- **OBJECTIVE**
Omit the images. Copy each entry word for word.

[Data entries]
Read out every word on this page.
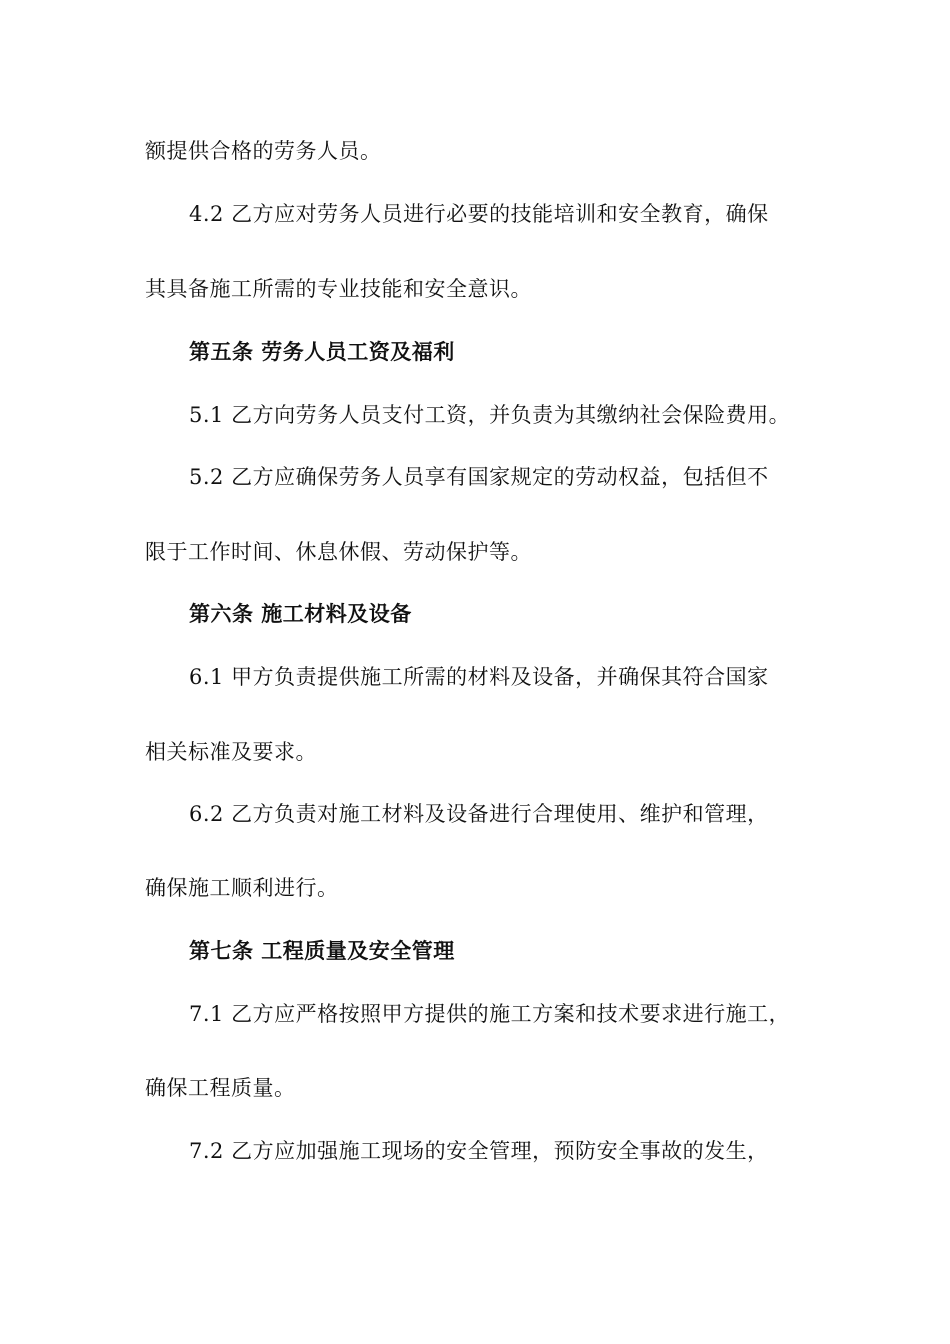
额提供合格的劳务人员。
4.2 乙方应对劳务人员进行必要的技能培训和安全教育，确保
其具备施工所需的专业技能和安全意识。
第五条 劳务人员工资及福利
5.1 乙方向劳务人员支付工资，并负责为其缴纳社会保险费用。
5.2 乙方应确保劳务人员享有国家规定的劳动权益，包括但不
限于工作时间、休息休假、劳动保护等。
第六条 施工材料及设备
6.1 甲方负责提供施工所需的材料及设备，并确保其符合国家
相关标准及要求。
6.2 乙方负责对施工材料及设备进行合理使用、维护和管理，
确保施工顺利进行。
第七条 工程质量及安全管理
7.1 乙方应严格按照甲方提供的施工方案和技术要求进行施工，
确保工程质量。
7.2 乙方应加强施工现场的安全管理，预防安全事故的发生，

- **EXERCISE OUTPUT**
Read out every word on this page.
额提供合格的劳务人员。
4.2 乙方应对劳务人员进行必要的技能培训和安全教育，确保
其具备施工所需的专业技能和安全意识。
第五条 劳务人员工资及福利
5.1 乙方向劳务人员支付工资，并负责为其缴纳社会保险费用。
5.2 乙方应确保劳务人员享有国家规定的劳动权益，包括但不
限于工作时间、休息休假、劳动保护等。
第六条 施工材料及设备
6.1 甲方负责提供施工所需的材料及设备，并确保其符合国家
相关标准及要求。
6.2 乙方负责对施工材料及设备进行合理使用、维护和管理，
确保施工顺利进行。
第七条 工程质量及安全管理
7.1 乙方应严格按照甲方提供的施工方案和技术要求进行施工，
确保工程质量。
7.2 乙方应加强施工现场的安全管理，预防安全事故的发生，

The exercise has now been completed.